Instruction
Repeat every line of the listing below exactly, minus the pictures.

——————————

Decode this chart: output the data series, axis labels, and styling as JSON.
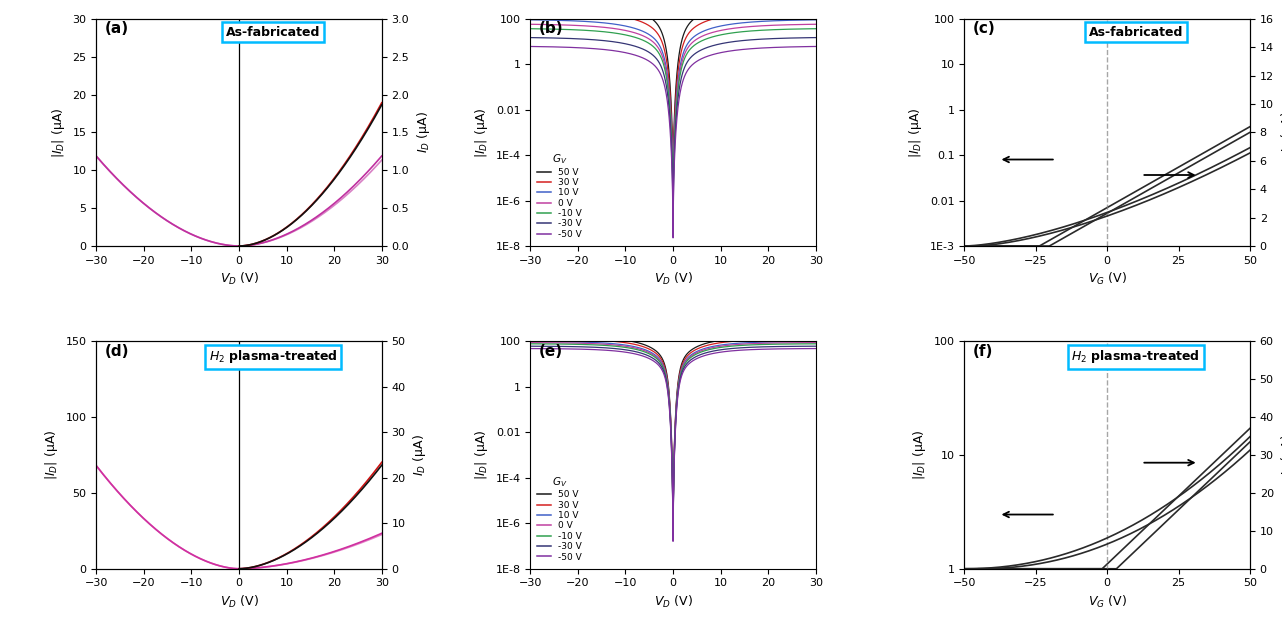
{
  "colors_b": [
    "#1a1a1a",
    "#d42020",
    "#4060c8",
    "#c040a0",
    "#30a050",
    "#353575",
    "#8030a0"
  ],
  "vg_vals": [
    50,
    30,
    10,
    0,
    -10,
    -30,
    -50
  ],
  "legend_entries": [
    "50 V",
    "30 V",
    "10 V",
    "0 V",
    "-10 V",
    "-30 V",
    "-50 V"
  ],
  "yticks_b": [
    1e-08,
    1e-06,
    0.0001,
    0.01,
    1.0,
    100.0
  ],
  "ylabels_b": [
    "1E-8",
    "1E-6",
    "1E-4",
    "0.01",
    "1",
    "100"
  ]
}
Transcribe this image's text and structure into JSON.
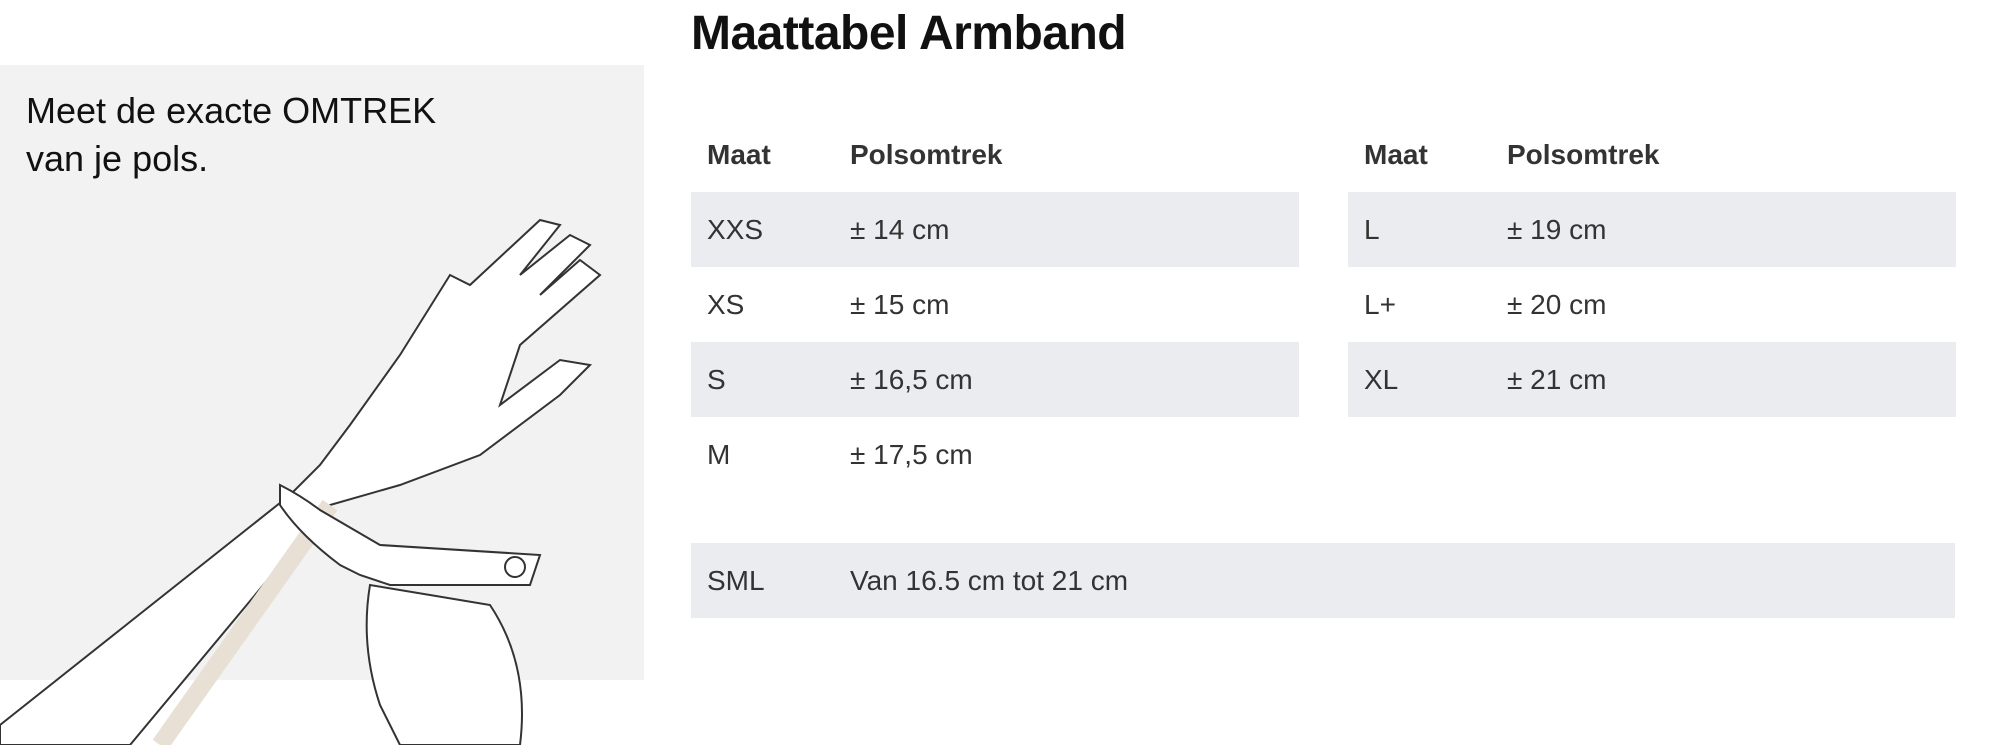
{
  "title": "Maattabel Armband",
  "instruction": {
    "line1": "Meet de exacte OMTREK",
    "line2": "van je pols."
  },
  "headers": {
    "size": "Maat",
    "circumference": "Polsomtrek"
  },
  "left_table": [
    {
      "size": "XXS",
      "value": "± 14 cm"
    },
    {
      "size": "XS",
      "value": "± 15 cm"
    },
    {
      "size": "S",
      "value": "± 16,5 cm"
    },
    {
      "size": "M",
      "value": "± 17,5 cm"
    }
  ],
  "right_table": [
    {
      "size": "L",
      "value": "± 19 cm"
    },
    {
      "size": "L+",
      "value": "± 20 cm"
    },
    {
      "size": "XL",
      "value": "± 21 cm"
    }
  ],
  "sml": {
    "size": "SML",
    "value": "Van 16.5 cm tot 21 cm"
  },
  "colors": {
    "row_alt": "#ebecf0",
    "panel": "#f2f2f2"
  }
}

——————————

Output for this task
Decode this chart: output the data series, axis labels, and styling as JSON.
{
  "colors_b": [
    "#1a1a1a",
    "#d42020",
    "#4060c8",
    "#c040a0",
    "#30a050",
    "#353575",
    "#8030a0"
  ],
  "vg_vals": [
    50,
    30,
    10,
    0,
    -10,
    -30,
    -50
  ],
  "legend_entries": [
    "50 V",
    "30 V",
    "10 V",
    "0 V",
    "-10 V",
    "-30 V",
    "-50 V"
  ],
  "yticks_b": [
    1e-08,
    1e-06,
    0.0001,
    0.01,
    1.0,
    100.0
  ],
  "ylabels_b": [
    "1E-8",
    "1E-6",
    "1E-4",
    "0.01",
    "1",
    "100"
  ]
}
Transcribe this image's text and structure into JSON.
{
  "title": "Maattabel Armband",
  "instruction": {
    "line1": "Meet de exacte OMTREK",
    "line2": "van je pols."
  },
  "headers": {
    "size": "Maat",
    "circumference": "Polsomtrek"
  },
  "left_table": [
    {
      "size": "XXS",
      "value": "± 14 cm"
    },
    {
      "size": "XS",
      "value": "± 15 cm"
    },
    {
      "size": "S",
      "value": "± 16,5 cm"
    },
    {
      "size": "M",
      "value": "± 17,5 cm"
    }
  ],
  "right_table": [
    {
      "size": "L",
      "value": "± 19 cm"
    },
    {
      "size": "L+",
      "value": "± 20 cm"
    },
    {
      "size": "XL",
      "value": "± 21 cm"
    }
  ],
  "sml": {
    "size": "SML",
    "value": "Van 16.5 cm tot 21 cm"
  },
  "colors": {
    "row_alt": "#ebecf0",
    "panel": "#f2f2f2"
  }
}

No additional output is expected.